• _Problem details_: Return the material exactly as supplied, apart from the pictures, which are omitted.

Records that describe figures:
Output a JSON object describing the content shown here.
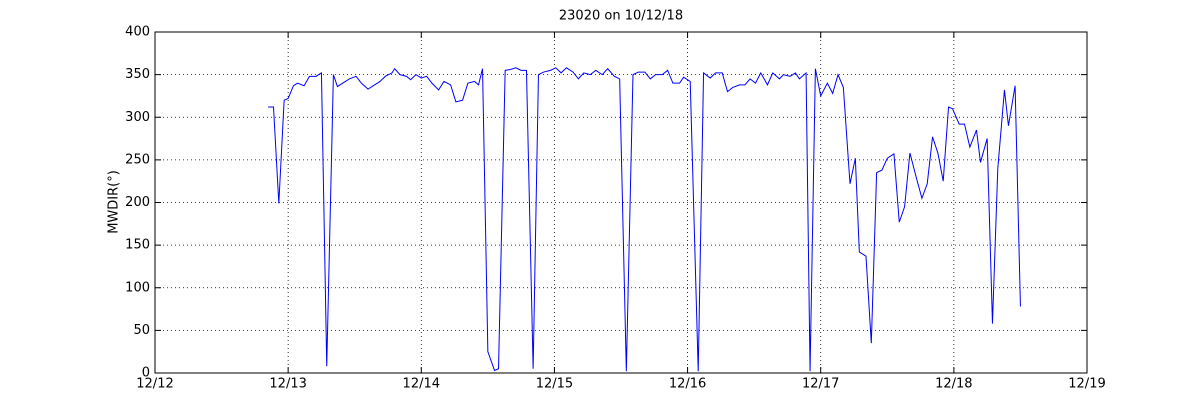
{
  "chart_data": {
    "type": "line",
    "title": "23020 on 10/12/18",
    "y_label": "MWDIR(°)",
    "xlim": [
      12,
      19
    ],
    "xticks": [
      {
        "value": 12,
        "label": "12/12"
      },
      {
        "value": 13,
        "label": "12/13"
      },
      {
        "value": 14,
        "label": "12/14"
      },
      {
        "value": 15,
        "label": "12/15"
      },
      {
        "value": 16,
        "label": "12/16"
      },
      {
        "value": 17,
        "label": "12/17"
      },
      {
        "value": 18,
        "label": "12/18"
      },
      {
        "value": 19,
        "label": "12/19"
      }
    ],
    "ylim": [
      0,
      400
    ],
    "yticks": [
      0,
      50,
      100,
      150,
      200,
      250,
      300,
      350,
      400
    ],
    "grid": true,
    "x": [
      12.85,
      12.89,
      12.93,
      12.97,
      13.0,
      13.04,
      13.07,
      13.12,
      13.16,
      13.21,
      13.25,
      13.29,
      13.34,
      13.37,
      13.42,
      13.46,
      13.51,
      13.55,
      13.6,
      13.64,
      13.69,
      13.73,
      13.78,
      13.8,
      13.84,
      13.89,
      13.92,
      13.96,
      14.0,
      14.04,
      14.08,
      14.13,
      14.17,
      14.22,
      14.26,
      14.31,
      14.35,
      14.4,
      14.43,
      14.46,
      14.5,
      14.55,
      14.58,
      14.63,
      14.67,
      14.71,
      14.75,
      14.79,
      14.84,
      14.88,
      14.92,
      14.97,
      15.01,
      15.05,
      15.09,
      15.14,
      15.18,
      15.22,
      15.27,
      15.31,
      15.36,
      15.4,
      15.45,
      15.49,
      15.54,
      15.59,
      15.63,
      15.68,
      15.72,
      15.76,
      15.81,
      15.85,
      15.89,
      15.94,
      15.97,
      16.02,
      16.08,
      16.12,
      16.17,
      16.21,
      16.26,
      16.3,
      16.34,
      16.39,
      16.43,
      16.47,
      16.51,
      16.55,
      16.6,
      16.64,
      16.69,
      16.72,
      16.77,
      16.81,
      16.84,
      16.89,
      16.92,
      16.96,
      17.0,
      17.05,
      17.09,
      17.13,
      17.17,
      17.22,
      17.26,
      17.29,
      17.34,
      17.38,
      17.42,
      17.46,
      17.5,
      17.55,
      17.59,
      17.63,
      17.67,
      17.72,
      17.76,
      17.8,
      17.84,
      17.88,
      17.92,
      17.96,
      17.99,
      18.04,
      18.08,
      18.12,
      18.17,
      18.2,
      18.25,
      18.29,
      18.33,
      18.38,
      18.41,
      18.46,
      18.5
    ],
    "series": [
      {
        "color": "#0000ff",
        "values": [
          312,
          312,
          199,
          320,
          322,
          337,
          340,
          337,
          348,
          348,
          352,
          8,
          350,
          336,
          341,
          345,
          348,
          340,
          333,
          337,
          342,
          348,
          352,
          357,
          350,
          348,
          344,
          350,
          346,
          348,
          340,
          332,
          342,
          338,
          318,
          320,
          340,
          342,
          338,
          357,
          25,
          3,
          5,
          355,
          356,
          358,
          355,
          355,
          5,
          350,
          353,
          355,
          358,
          352,
          358,
          353,
          345,
          352,
          350,
          355,
          350,
          357,
          348,
          345,
          2,
          350,
          353,
          353,
          345,
          350,
          350,
          355,
          340,
          340,
          347,
          342,
          2,
          352,
          346,
          352,
          352,
          330,
          335,
          338,
          338,
          345,
          340,
          352,
          338,
          352,
          345,
          350,
          348,
          352,
          345,
          352,
          2,
          357,
          325,
          340,
          328,
          350,
          335,
          222,
          252,
          142,
          137,
          35,
          235,
          238,
          252,
          257,
          177,
          195,
          258,
          228,
          205,
          222,
          277,
          258,
          225,
          312,
          310,
          292,
          292,
          265,
          285,
          247,
          275,
          58,
          240,
          332,
          290,
          337,
          78
        ]
      }
    ]
  }
}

• _Full output_:
Output a JSON object describing the content shown here.
{
  "chart_data": {
    "type": "line",
    "title": "23020 on 10/12/18",
    "y_label": "MWDIR(°)",
    "xlim": [
      12,
      19
    ],
    "xticks": [
      {
        "value": 12,
        "label": "12/12"
      },
      {
        "value": 13,
        "label": "12/13"
      },
      {
        "value": 14,
        "label": "12/14"
      },
      {
        "value": 15,
        "label": "12/15"
      },
      {
        "value": 16,
        "label": "12/16"
      },
      {
        "value": 17,
        "label": "12/17"
      },
      {
        "value": 18,
        "label": "12/18"
      },
      {
        "value": 19,
        "label": "12/19"
      }
    ],
    "ylim": [
      0,
      400
    ],
    "yticks": [
      0,
      50,
      100,
      150,
      200,
      250,
      300,
      350,
      400
    ],
    "grid": true,
    "x": [
      12.85,
      12.89,
      12.93,
      12.97,
      13.0,
      13.04,
      13.07,
      13.12,
      13.16,
      13.21,
      13.25,
      13.29,
      13.34,
      13.37,
      13.42,
      13.46,
      13.51,
      13.55,
      13.6,
      13.64,
      13.69,
      13.73,
      13.78,
      13.8,
      13.84,
      13.89,
      13.92,
      13.96,
      14.0,
      14.04,
      14.08,
      14.13,
      14.17,
      14.22,
      14.26,
      14.31,
      14.35,
      14.4,
      14.43,
      14.46,
      14.5,
      14.55,
      14.58,
      14.63,
      14.67,
      14.71,
      14.75,
      14.79,
      14.84,
      14.88,
      14.92,
      14.97,
      15.01,
      15.05,
      15.09,
      15.14,
      15.18,
      15.22,
      15.27,
      15.31,
      15.36,
      15.4,
      15.45,
      15.49,
      15.54,
      15.59,
      15.63,
      15.68,
      15.72,
      15.76,
      15.81,
      15.85,
      15.89,
      15.94,
      15.97,
      16.02,
      16.08,
      16.12,
      16.17,
      16.21,
      16.26,
      16.3,
      16.34,
      16.39,
      16.43,
      16.47,
      16.51,
      16.55,
      16.6,
      16.64,
      16.69,
      16.72,
      16.77,
      16.81,
      16.84,
      16.89,
      16.92,
      16.96,
      17.0,
      17.05,
      17.09,
      17.13,
      17.17,
      17.22,
      17.26,
      17.29,
      17.34,
      17.38,
      17.42,
      17.46,
      17.5,
      17.55,
      17.59,
      17.63,
      17.67,
      17.72,
      17.76,
      17.8,
      17.84,
      17.88,
      17.92,
      17.96,
      17.99,
      18.04,
      18.08,
      18.12,
      18.17,
      18.2,
      18.25,
      18.29,
      18.33,
      18.38,
      18.41,
      18.46,
      18.5
    ],
    "series": [
      {
        "color": "#0000ff",
        "values": [
          312,
          312,
          199,
          320,
          322,
          337,
          340,
          337,
          348,
          348,
          352,
          8,
          350,
          336,
          341,
          345,
          348,
          340,
          333,
          337,
          342,
          348,
          352,
          357,
          350,
          348,
          344,
          350,
          346,
          348,
          340,
          332,
          342,
          338,
          318,
          320,
          340,
          342,
          338,
          357,
          25,
          3,
          5,
          355,
          356,
          358,
          355,
          355,
          5,
          350,
          353,
          355,
          358,
          352,
          358,
          353,
          345,
          352,
          350,
          355,
          350,
          357,
          348,
          345,
          2,
          350,
          353,
          353,
          345,
          350,
          350,
          355,
          340,
          340,
          347,
          342,
          2,
          352,
          346,
          352,
          352,
          330,
          335,
          338,
          338,
          345,
          340,
          352,
          338,
          352,
          345,
          350,
          348,
          352,
          345,
          352,
          2,
          357,
          325,
          340,
          328,
          350,
          335,
          222,
          252,
          142,
          137,
          35,
          235,
          238,
          252,
          257,
          177,
          195,
          258,
          228,
          205,
          222,
          277,
          258,
          225,
          312,
          310,
          292,
          292,
          265,
          285,
          247,
          275,
          58,
          240,
          332,
          290,
          337,
          78
        ]
      }
    ]
  }
}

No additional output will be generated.